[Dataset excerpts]
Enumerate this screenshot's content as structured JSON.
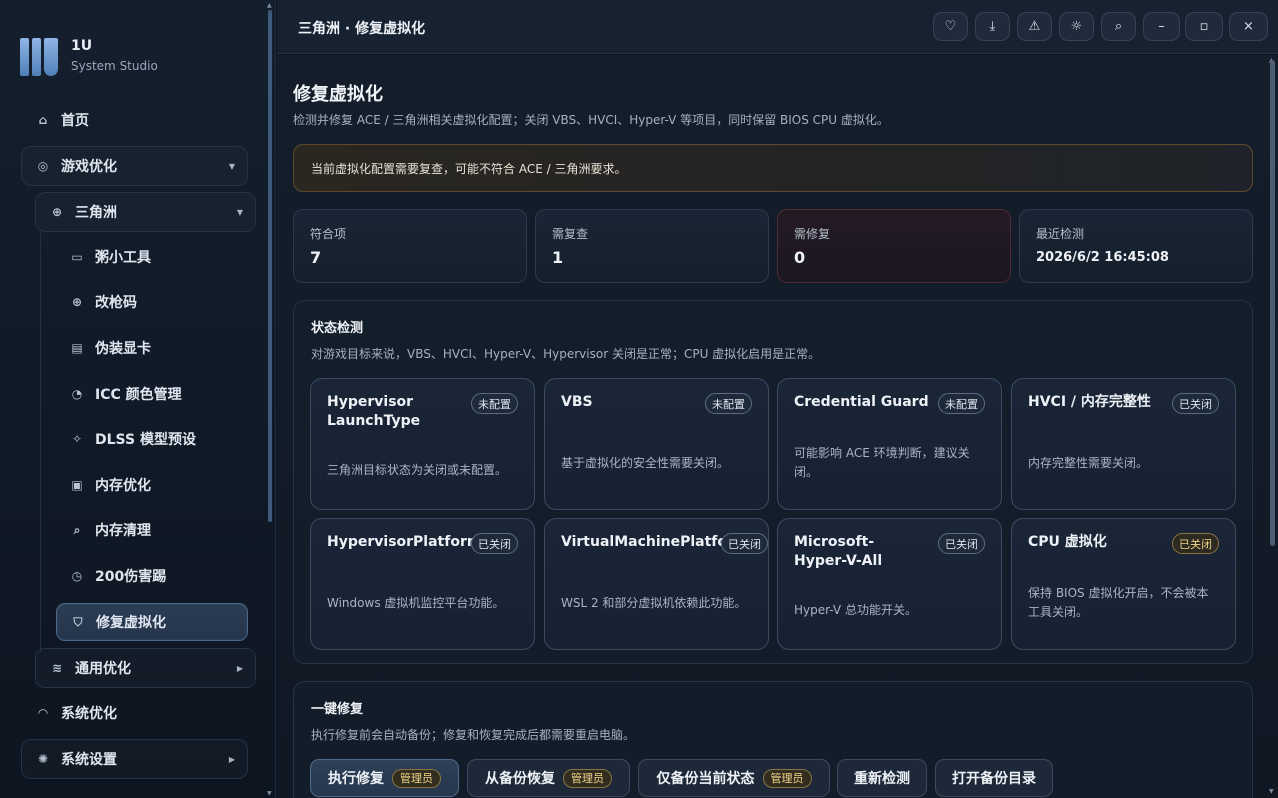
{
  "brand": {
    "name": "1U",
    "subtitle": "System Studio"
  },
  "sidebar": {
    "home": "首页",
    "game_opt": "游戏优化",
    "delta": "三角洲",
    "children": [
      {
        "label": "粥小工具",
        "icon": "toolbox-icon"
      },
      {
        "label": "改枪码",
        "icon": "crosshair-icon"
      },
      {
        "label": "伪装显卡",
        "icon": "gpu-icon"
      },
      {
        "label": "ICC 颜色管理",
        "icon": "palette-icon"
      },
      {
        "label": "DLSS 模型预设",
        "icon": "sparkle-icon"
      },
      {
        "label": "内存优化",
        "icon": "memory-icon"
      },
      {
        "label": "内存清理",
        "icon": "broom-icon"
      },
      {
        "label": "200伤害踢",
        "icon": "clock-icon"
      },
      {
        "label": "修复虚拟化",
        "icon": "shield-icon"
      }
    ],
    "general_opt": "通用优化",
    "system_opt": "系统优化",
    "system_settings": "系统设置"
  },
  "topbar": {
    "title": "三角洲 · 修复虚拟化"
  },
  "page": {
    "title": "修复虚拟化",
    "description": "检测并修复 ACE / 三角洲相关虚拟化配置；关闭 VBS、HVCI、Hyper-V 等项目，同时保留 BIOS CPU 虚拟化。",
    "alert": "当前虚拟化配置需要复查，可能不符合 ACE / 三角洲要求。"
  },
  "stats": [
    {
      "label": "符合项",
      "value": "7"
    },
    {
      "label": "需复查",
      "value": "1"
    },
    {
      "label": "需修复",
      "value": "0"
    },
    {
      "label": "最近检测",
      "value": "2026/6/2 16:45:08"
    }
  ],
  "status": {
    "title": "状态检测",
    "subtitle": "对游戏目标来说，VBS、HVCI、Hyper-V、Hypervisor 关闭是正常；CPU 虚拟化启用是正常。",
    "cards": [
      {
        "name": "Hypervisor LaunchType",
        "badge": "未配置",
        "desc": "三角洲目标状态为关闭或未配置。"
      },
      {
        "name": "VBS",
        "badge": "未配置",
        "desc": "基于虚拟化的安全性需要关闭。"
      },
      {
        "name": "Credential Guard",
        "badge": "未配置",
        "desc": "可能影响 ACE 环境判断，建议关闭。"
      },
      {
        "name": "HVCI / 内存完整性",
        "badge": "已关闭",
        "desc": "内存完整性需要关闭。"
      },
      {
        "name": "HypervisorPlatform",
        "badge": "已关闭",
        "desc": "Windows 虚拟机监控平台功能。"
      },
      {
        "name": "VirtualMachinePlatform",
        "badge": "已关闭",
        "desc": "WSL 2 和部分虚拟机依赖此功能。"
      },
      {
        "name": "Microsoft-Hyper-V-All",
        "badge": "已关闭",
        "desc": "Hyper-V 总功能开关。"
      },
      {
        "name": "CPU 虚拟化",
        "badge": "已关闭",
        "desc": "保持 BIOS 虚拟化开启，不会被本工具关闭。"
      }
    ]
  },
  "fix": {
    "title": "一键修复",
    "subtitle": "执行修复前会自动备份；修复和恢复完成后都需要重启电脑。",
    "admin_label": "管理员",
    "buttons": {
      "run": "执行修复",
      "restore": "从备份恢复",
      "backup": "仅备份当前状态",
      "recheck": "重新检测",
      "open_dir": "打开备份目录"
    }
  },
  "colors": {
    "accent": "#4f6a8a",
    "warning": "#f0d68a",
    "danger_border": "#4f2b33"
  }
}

EXERCISE PROMPT: Pick out and copy every line that contains the word "name".

WRITTEN RESPONSE:
    "name": "1U",
        "name": "Hypervisor LaunchType",
        "name": "VBS",
        "name": "Credential Guard",
        "name": "HVCI / 内存完整性",
        "name": "HypervisorPlatform",
        "name": "VirtualMachinePlatform",
        "name": "Microsoft-Hyper-V-All",
        "name": "CPU 虚拟化",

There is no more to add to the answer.